*THE PROBLEM:* Show every line containing "power" by copying it.

*GIVEN RECORDS:*

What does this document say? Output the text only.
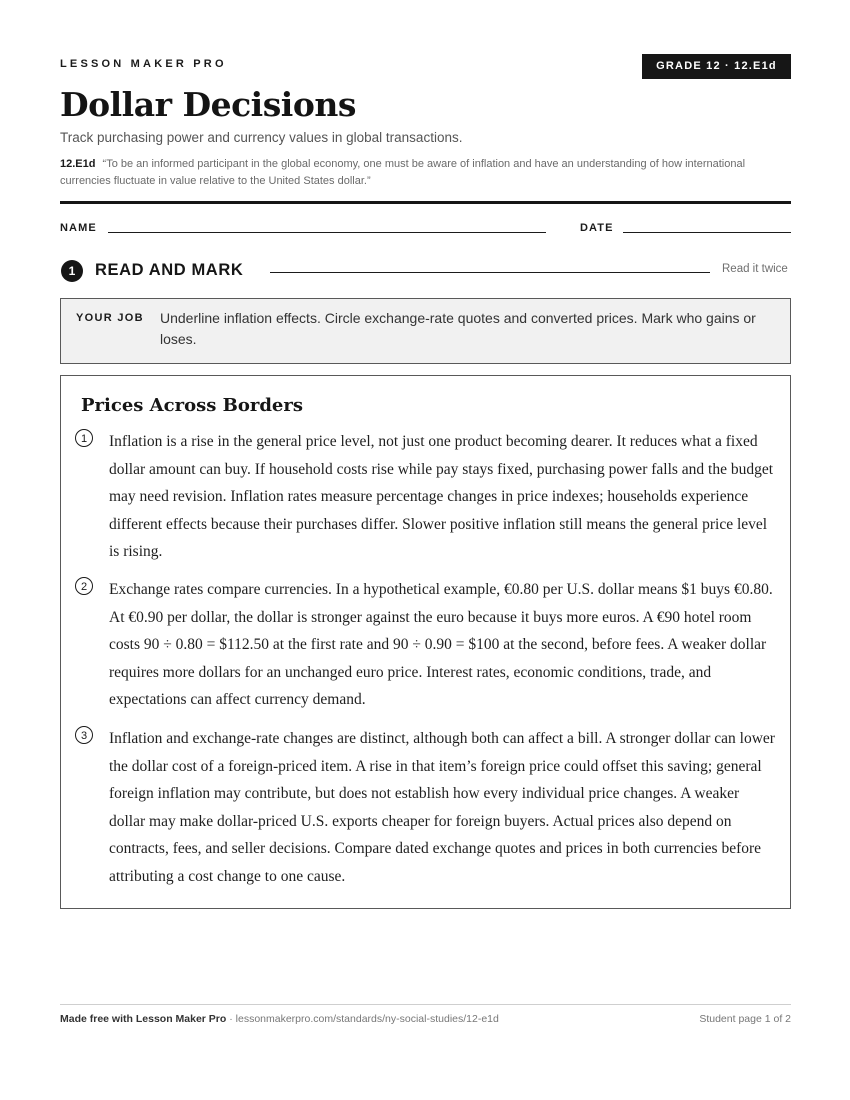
LESSON MAKER PRO	GRADE 12 · 12.E1d
Dollar Decisions
Track purchasing power and currency values in global transactions.
12.E1d “To be an informed participant in the global economy, one must be aware of inflation and have an understanding of how international currencies fluctuate in value relative to the United States dollar.”
NAME	DATE
1	READ AND MARK	Read it twice
YOUR JOB Underline inflation effects. Circle exchange-rate quotes and converted prices. Mark who gains or loses.
Prices Across Borders
1	Inflation is a rise in the general price level, not just one product becoming dearer. It reduces what a fixed dollar amount can buy. If household costs rise while pay stays fixed, purchasing power falls and the budget may need revision. Inflation rates measure percentage changes in price indexes; households experience different effects because their purchases differ. Slower positive inflation still means the general price level is rising.
2	Exchange rates compare currencies. In a hypothetical example, €0.80 per U.S. dollar means $1 buys €0.80. At €0.90 per dollar, the dollar is stronger against the euro because it buys more euros. A €90 hotel room costs 90 ÷ 0.80 = $112.50 at the first rate and 90 ÷ 0.90 = $100 at the second, before fees. A weaker dollar requires more dollars for an unchanged euro price. Interest rates, economic conditions, trade, and expectations can affect currency demand.
3	Inflation and exchange-rate changes are distinct, although both can affect a bill. A stronger dollar can lower the dollar cost of a foreign-priced item. A rise in that item’s foreign price could offset this saving; general foreign inflation may contribute, but does not establish how every individual price changes. A weaker dollar may make dollar-priced U.S. exports cheaper for foreign buyers. Actual prices also depend on contracts, fees, and seller decisions. Compare dated exchange quotes and prices in both currencies before attributing a cost change to one cause.
Made free with Lesson Maker Pro · lessonmakerpro.com/standards/ny-social-studies/12-e1d	Student page 1 of 2
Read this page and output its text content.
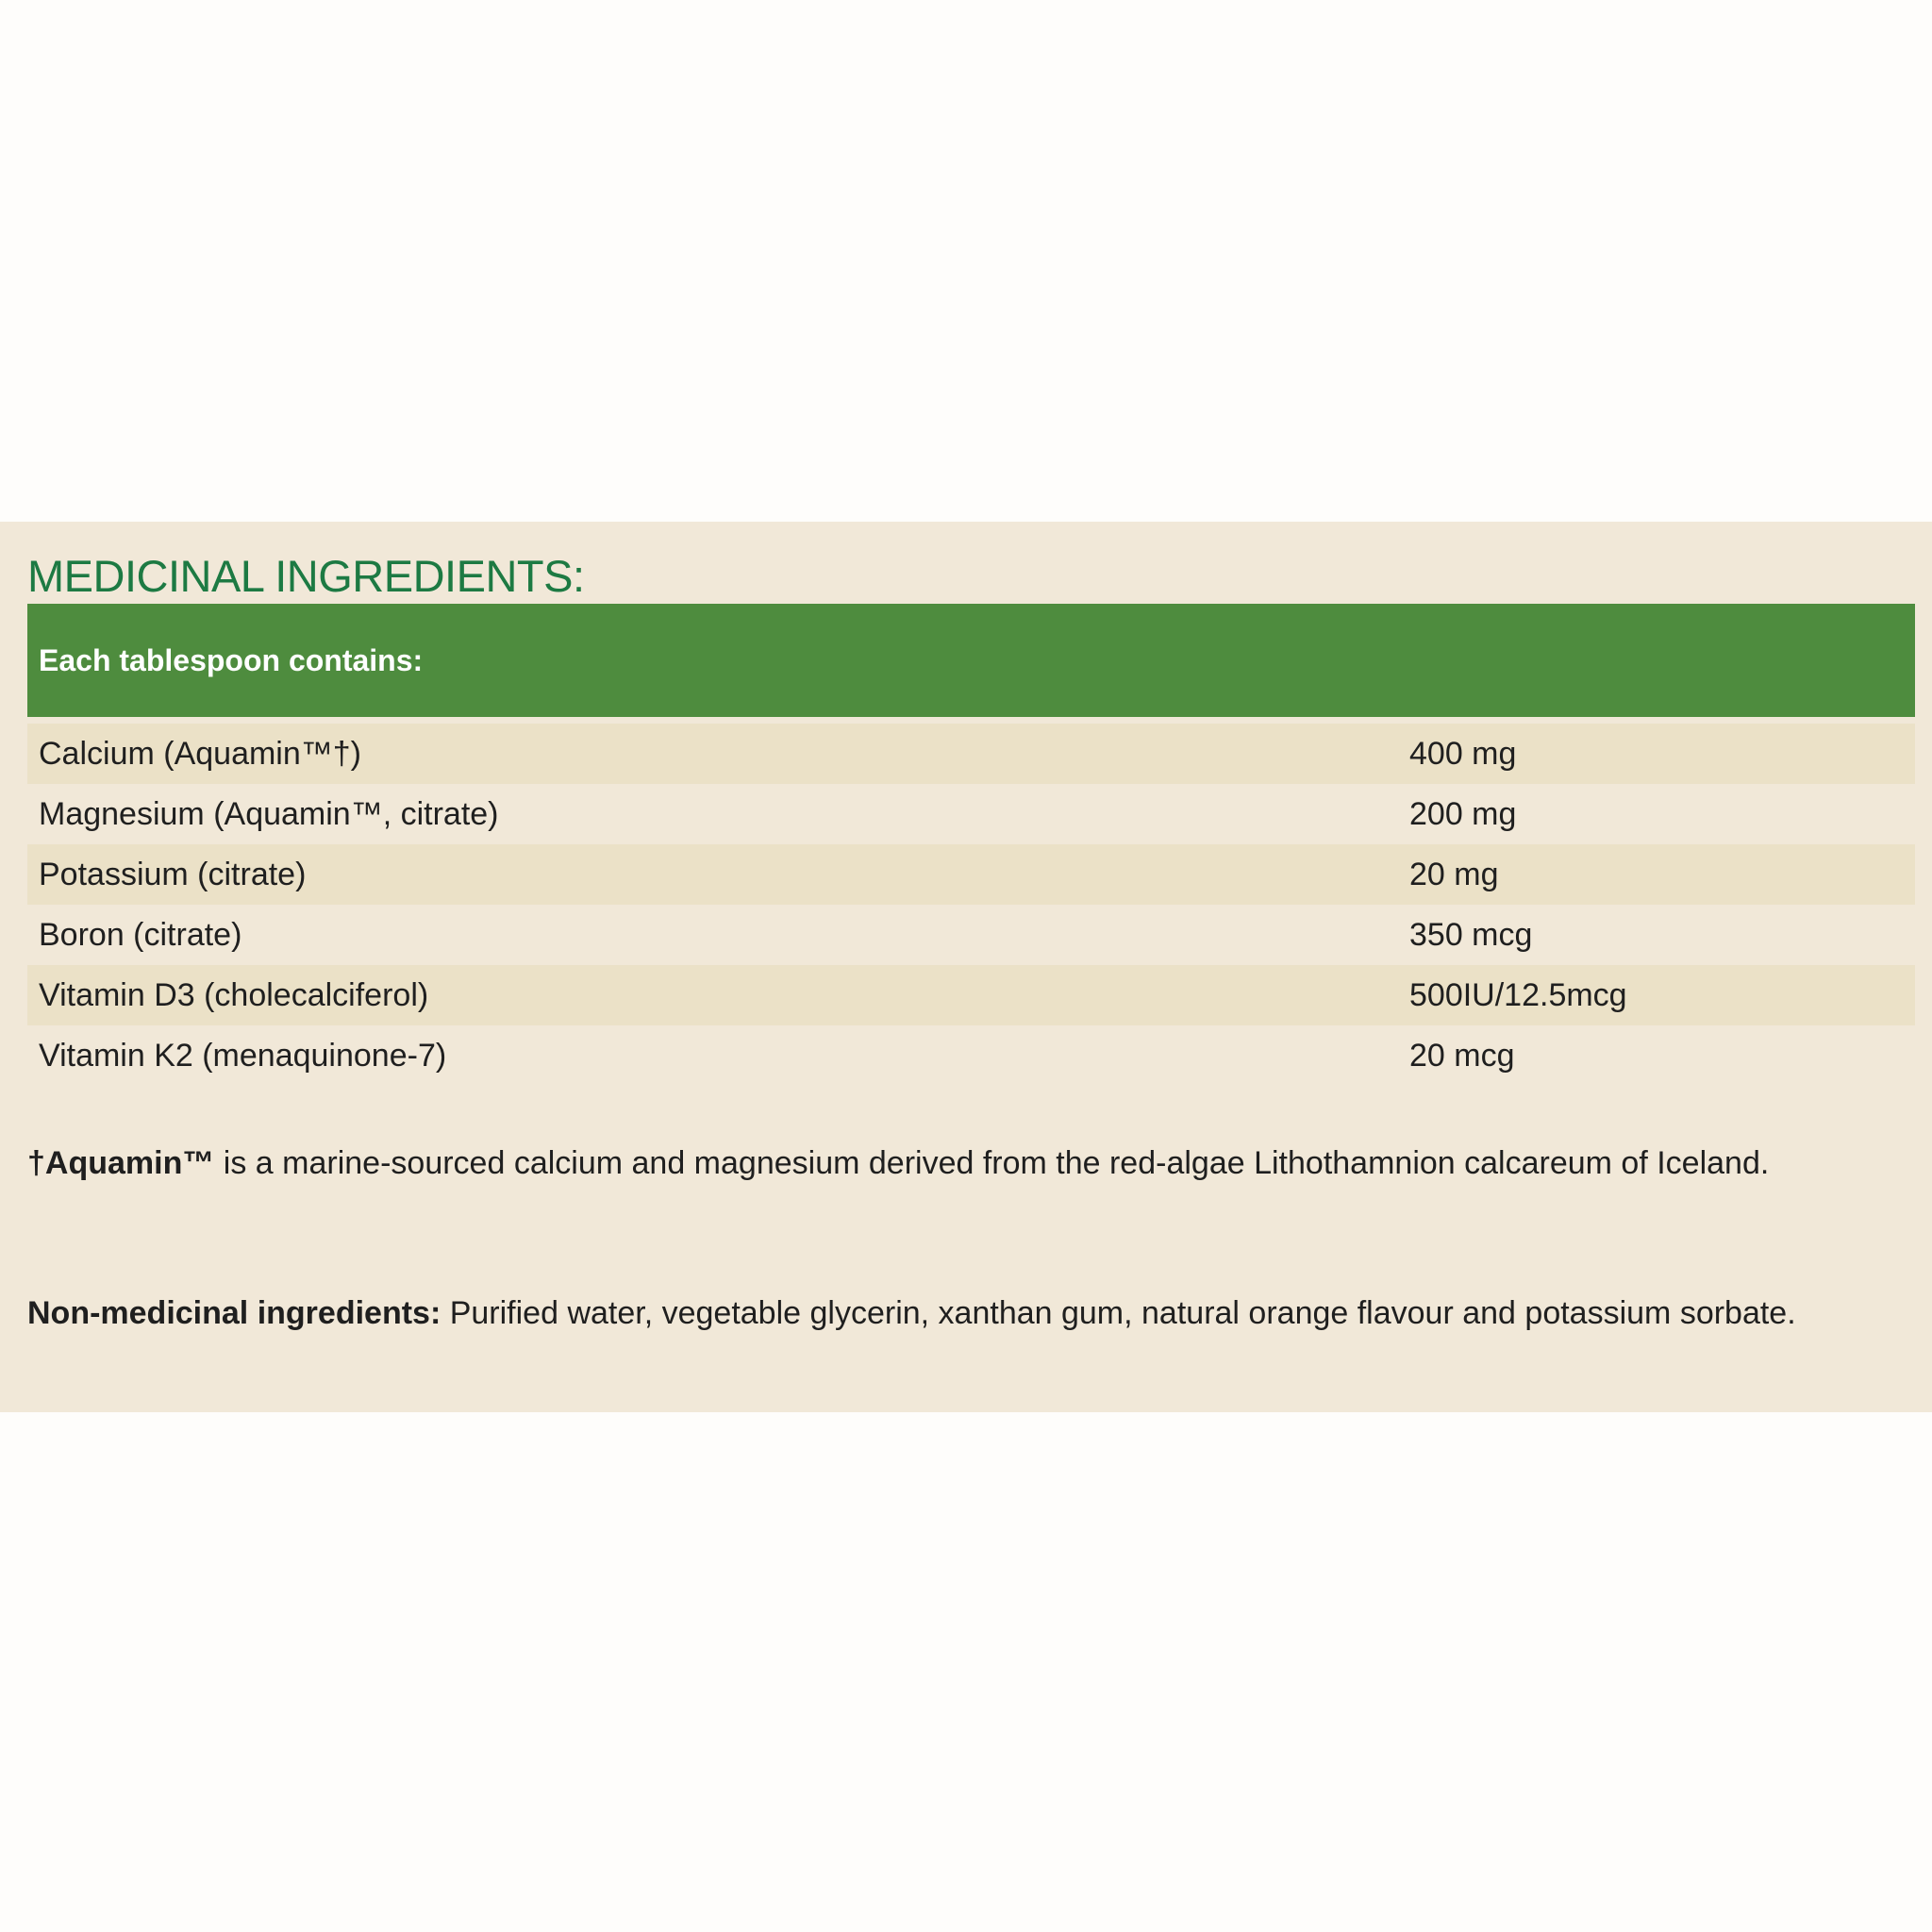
MEDICINAL INGREDIENTS:
Each tablespoon contains:
Calcium (Aquamin™†)	400 mg
Magnesium (Aquamin™, citrate)	200 mg
Potassium (citrate)	20 mg
Boron (citrate)	350 mcg
Vitamin D3 (cholecalciferol)	500IU/12.5mcg
Vitamin K2 (menaquinone-7)	20 mcg

†Aquamin™ is a marine-sourced calcium and magnesium derived from the red-algae Lithothamnion calcareum of Iceland.

Non-medicinal ingredients: Purified water, vegetable glycerin, xanthan gum, natural orange flavour and potassium sorbate.
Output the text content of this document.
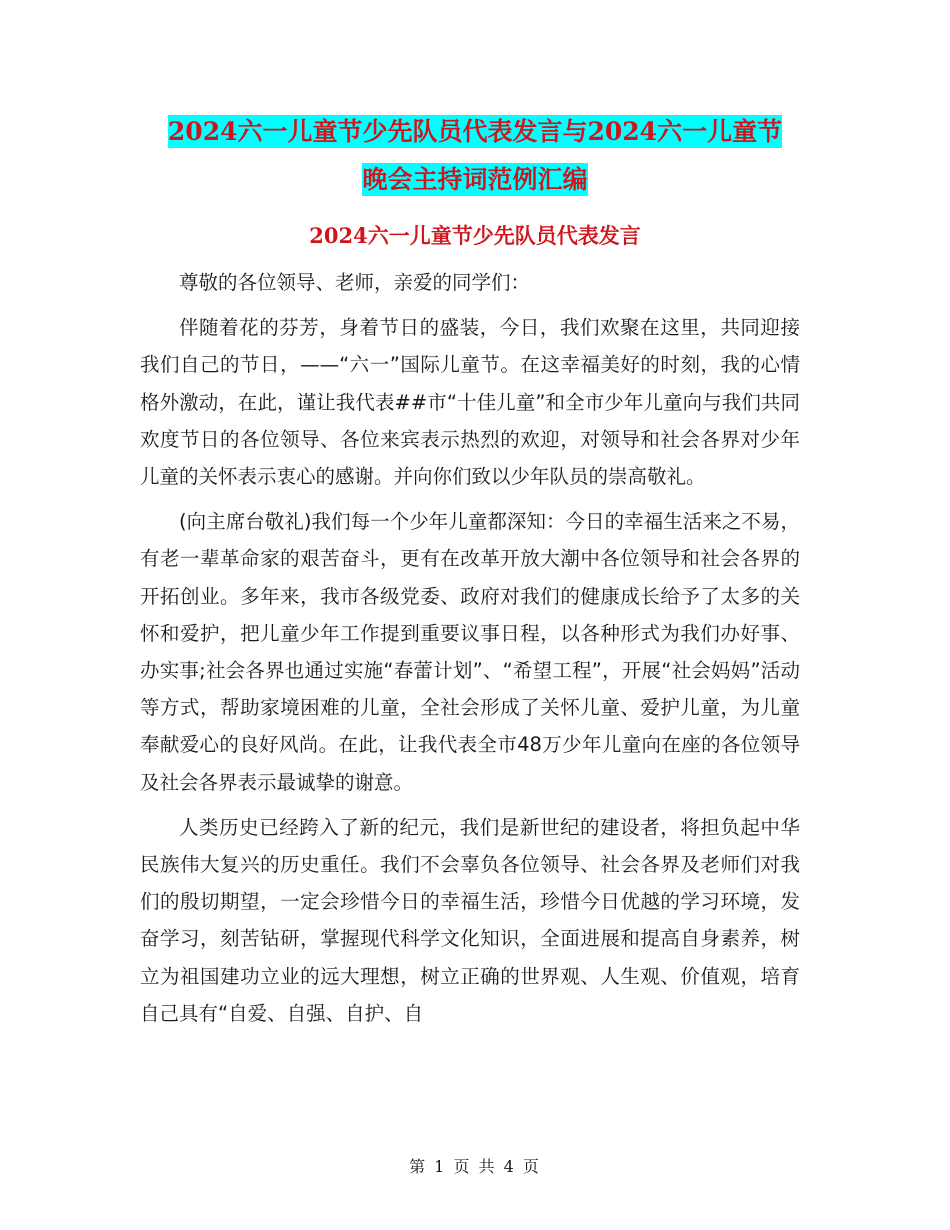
2024六一儿童节少先队员代表发言与2024六一儿童节
晚会主持词范例汇编
2024六一儿童节少先队员代表发言

尊敬的各位领导、老师，亲爱的同学们：

伴随着花的芬芳，身着节日的盛装，今日，我们欢聚在这里，共同迎接我们自己的节日，——“六一”国际儿童节。在这幸福美好的时刻，我的心情格外激动，在此，谨让我代表##市“十佳儿童”和全市少年儿童向与我们共同欢度节日的各位领导、各位来宾表示热烈的欢迎，对领导和社会各界对少年儿童的关怀表示衷心的感谢。并向你们致以少年队员的崇高敬礼。

(向主席台敬礼)我们每一个少年儿童都深知：今日的幸福生活来之不易，有老一辈革命家的艰苦奋斗，更有在改革开放大潮中各位领导和社会各界的开拓创业。多年来，我市各级党委、政府对我们的健康成长给予了太多的关怀和爱护，把儿童少年工作提到重要议事日程，以各种形式为我们办好事、办实事;社会各界也通过实施“春蕾计划”、“希望工程”，开展“社会妈妈”活动等方式，帮助家境困难的儿童，全社会形成了关怀儿童、爱护儿童，为儿童奉献爱心的良好风尚。在此，让我代表全市48万少年儿童向在座的各位领导及社会各界表示最诚挚的谢意。

人类历史已经跨入了新的纪元，我们是新世纪的建设者，将担负起中华民族伟大复兴的历史重任。我们不会辜负各位领导、社会各界及老师们对我们的殷切期望，一定会珍惜今日的幸福生活，珍惜今日优越的学习环境，发奋学习，刻苦钻研，掌握现代科学文化知识，全面进展和提高自身素养，树立为祖国建功立业的远大理想，树立正确的世界观、人生观、价值观，培育自己具有“自爱、自强、自护、自

第 1 页 共 4 页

*REPLY TO THE TASK:*
Track purchasing power and currency values in global transactions.
1	Inflation is a rise in the general price level, not just one product becoming dearer. It reduces what a fixed dollar amount can buy. If household costs rise while pay stays fixed, purchasing power falls and the budget may need revision. Inflation rates measure percentage changes in price indexes; households experience different effects because their purchases differ. Slower positive inflation still means the general price level is rising.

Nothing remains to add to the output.